SET TASK: Copy out all lines with the word "Marketing" in them.

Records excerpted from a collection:
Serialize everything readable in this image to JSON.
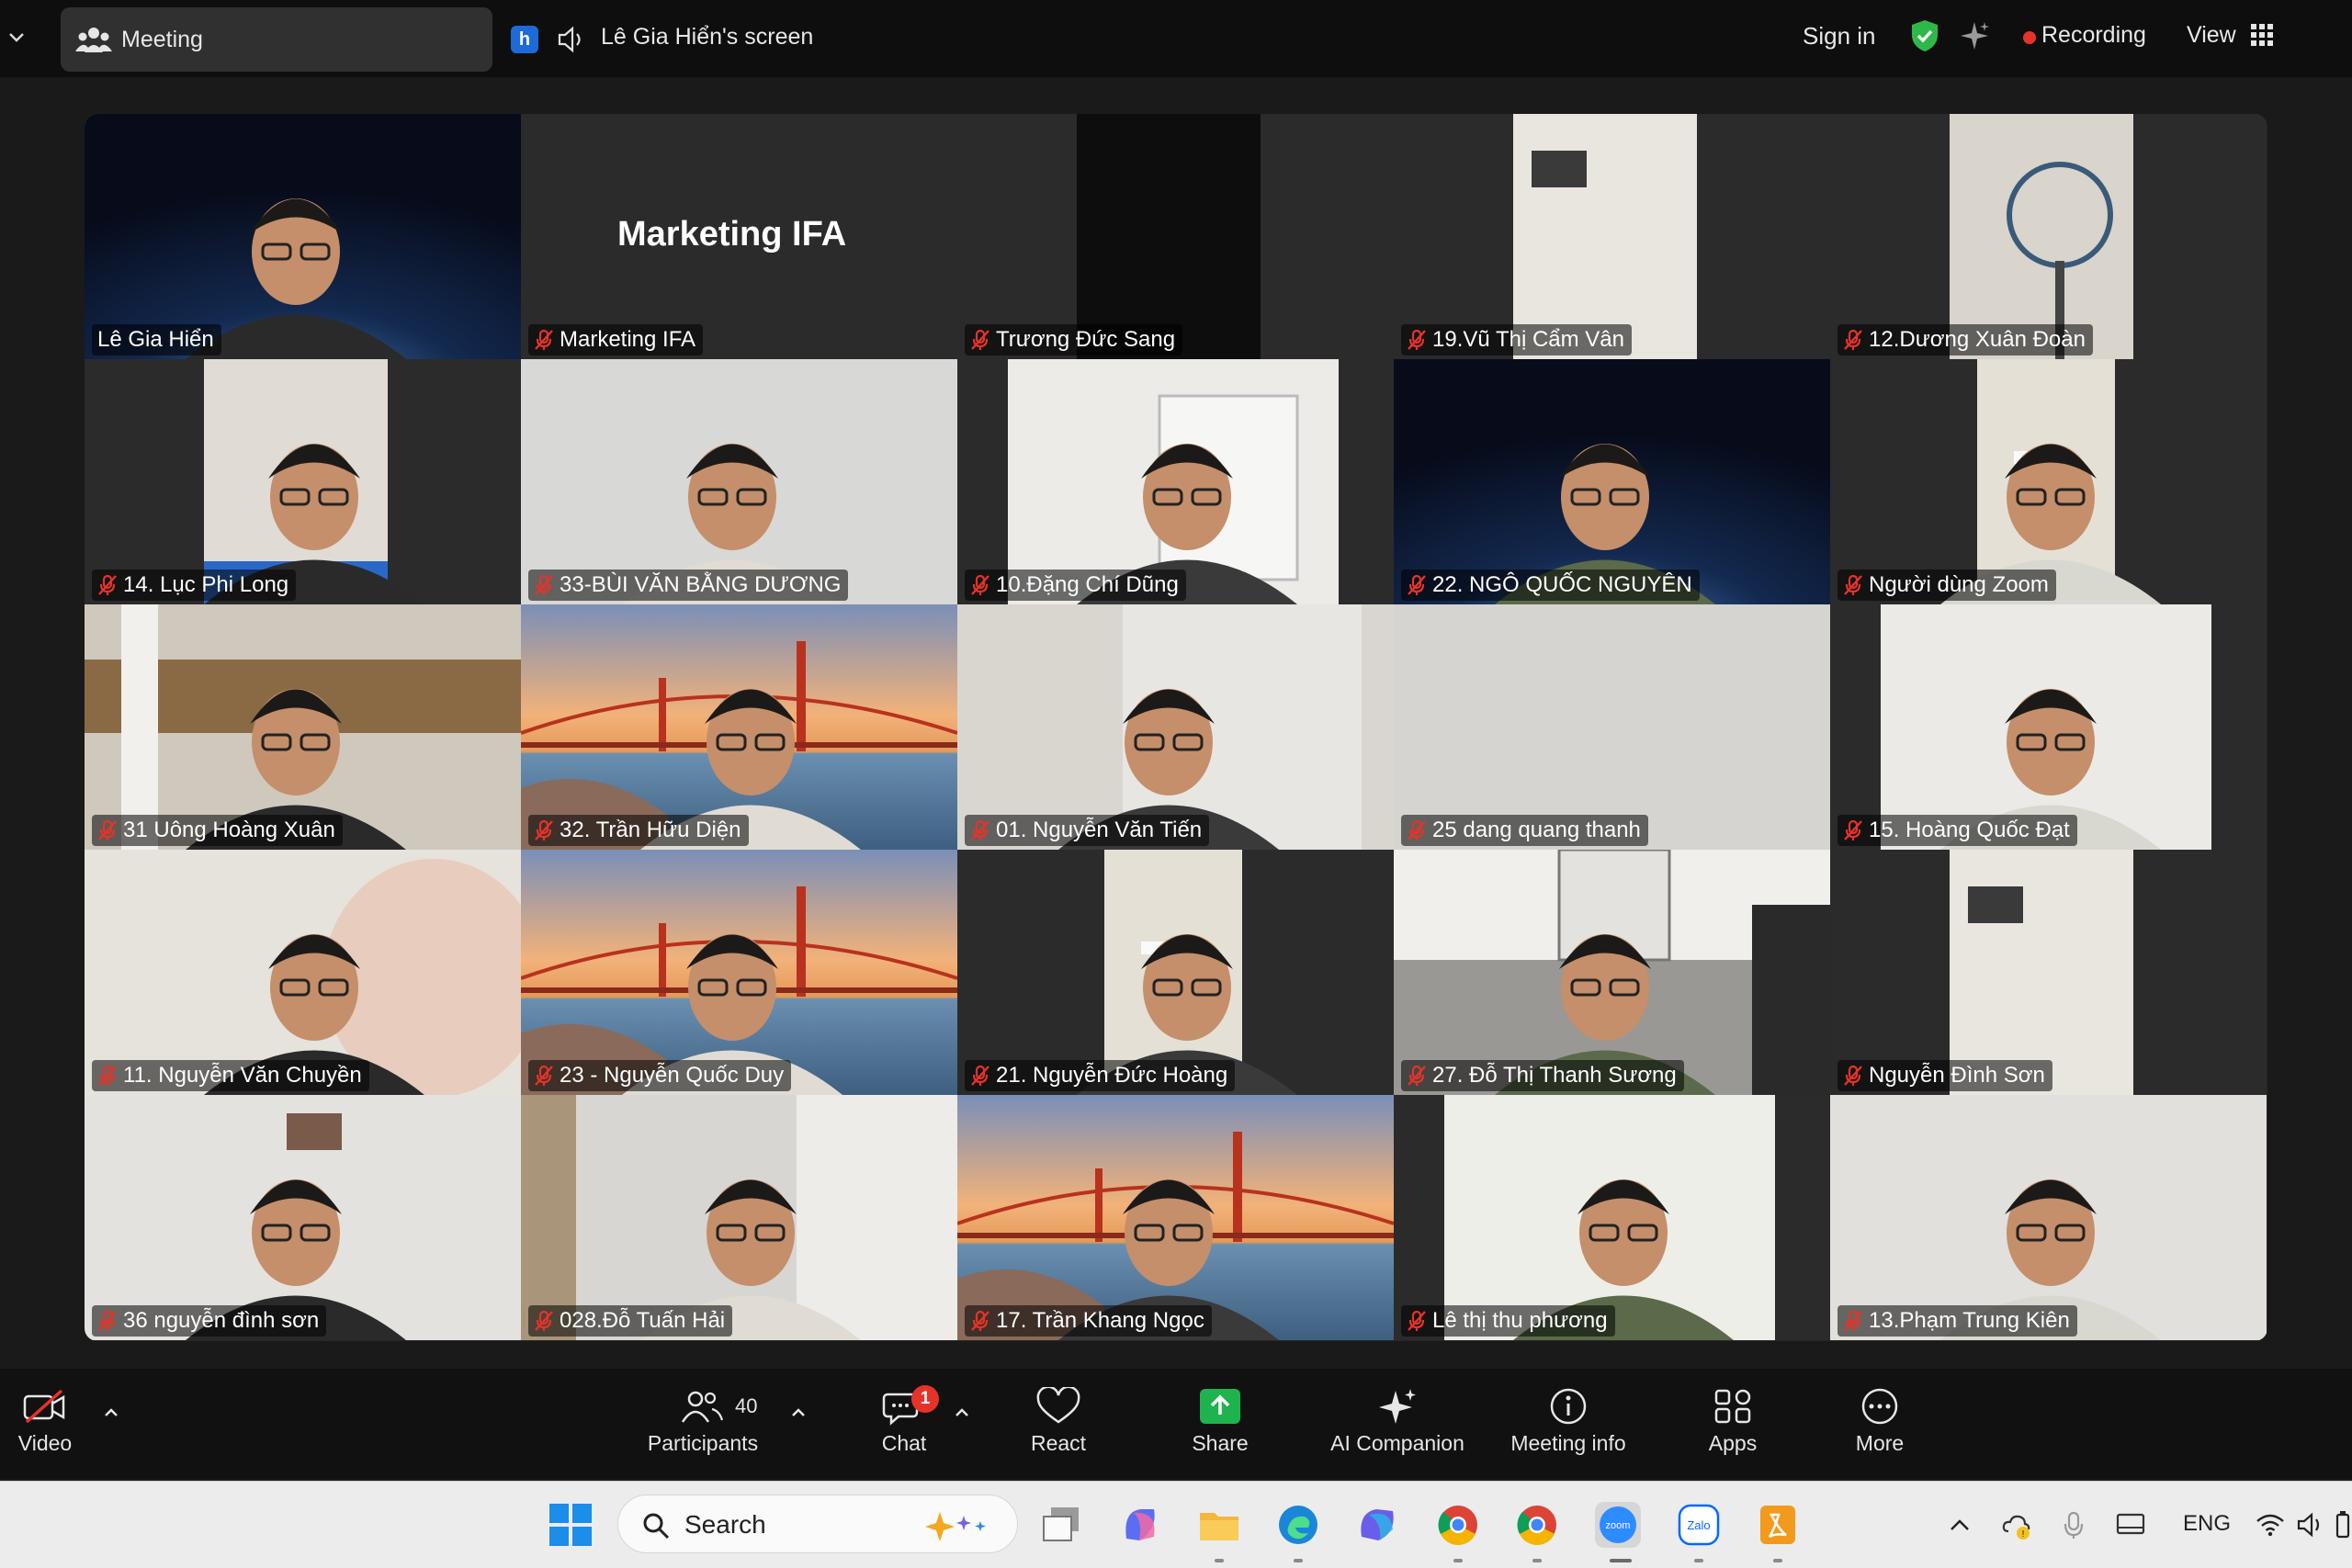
{
  "topbar": {
    "meeting_label": "Meeting",
    "screen_badge": "h",
    "screen_label": "Lê Gia Hiển's screen",
    "sign_in": "Sign in",
    "recording": "Recording",
    "view": "View",
    "recording_color": "#e5332a",
    "shield_color": "#2fb84a"
  },
  "gallery": {
    "shared_title": "Marketing IFA",
    "tiles": [
      {
        "name": "Lê Gia Hiển",
        "muted": false,
        "active": true
      },
      {
        "name": "Marketing IFA",
        "muted": true
      },
      {
        "name": "Trương Đức Sang",
        "muted": true
      },
      {
        "name": "19.Vũ Thị Cẩm Vân",
        "muted": true
      },
      {
        "name": "12.Dương Xuân Đoàn",
        "muted": true
      },
      {
        "name": "14. Lục Phi Long",
        "muted": true
      },
      {
        "name": "33-BÙI VĂN BẰNG DƯƠNG",
        "muted": true
      },
      {
        "name": "10.Đặng Chí Dũng",
        "muted": true
      },
      {
        "name": "22. NGÔ QUỐC NGUYÊN",
        "muted": true
      },
      {
        "name": "Người dùng Zoom",
        "muted": true
      },
      {
        "name": "31 Uông Hoàng Xuân",
        "muted": true
      },
      {
        "name": "32. Trần Hữu Diện",
        "muted": true
      },
      {
        "name": "01. Nguyễn Văn Tiến",
        "muted": true
      },
      {
        "name": "25 dang quang thanh",
        "muted": true
      },
      {
        "name": "15. Hoàng Quốc Đạt",
        "muted": true
      },
      {
        "name": "11. Nguyễn Văn Chuyền",
        "muted": true
      },
      {
        "name": "23 - Nguyễn Quốc Duy",
        "muted": true
      },
      {
        "name": "21. Nguyễn Đức Hoàng",
        "muted": true
      },
      {
        "name": "27. Đỗ Thị Thanh Sương",
        "muted": true
      },
      {
        "name": "Nguyễn Đình Sơn",
        "muted": true
      },
      {
        "name": "36 nguyễn đình sơn",
        "muted": true
      },
      {
        "name": "028.Đỗ Tuấn Hải",
        "muted": true
      },
      {
        "name": "17. Trần Khang Ngọc",
        "muted": true
      },
      {
        "name": "Lê thị thu phương",
        "muted": true
      },
      {
        "name": "13.Phạm Trung Kiên",
        "muted": true
      }
    ]
  },
  "toolbar": {
    "video": "Video",
    "participants": "Participants",
    "participant_count": "40",
    "chat": "Chat",
    "chat_badge": "1",
    "react": "React",
    "share": "Share",
    "ai_companion": "AI Companion",
    "meeting_info": "Meeting info",
    "apps": "Apps",
    "more": "More",
    "share_color": "#1fb34f",
    "badge_color": "#e5332a"
  },
  "taskbar": {
    "search": "Search",
    "language": "ENG"
  }
}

FULL SOLUTION:
    "shared_title": "Marketing IFA",
        "name": "Marketing IFA",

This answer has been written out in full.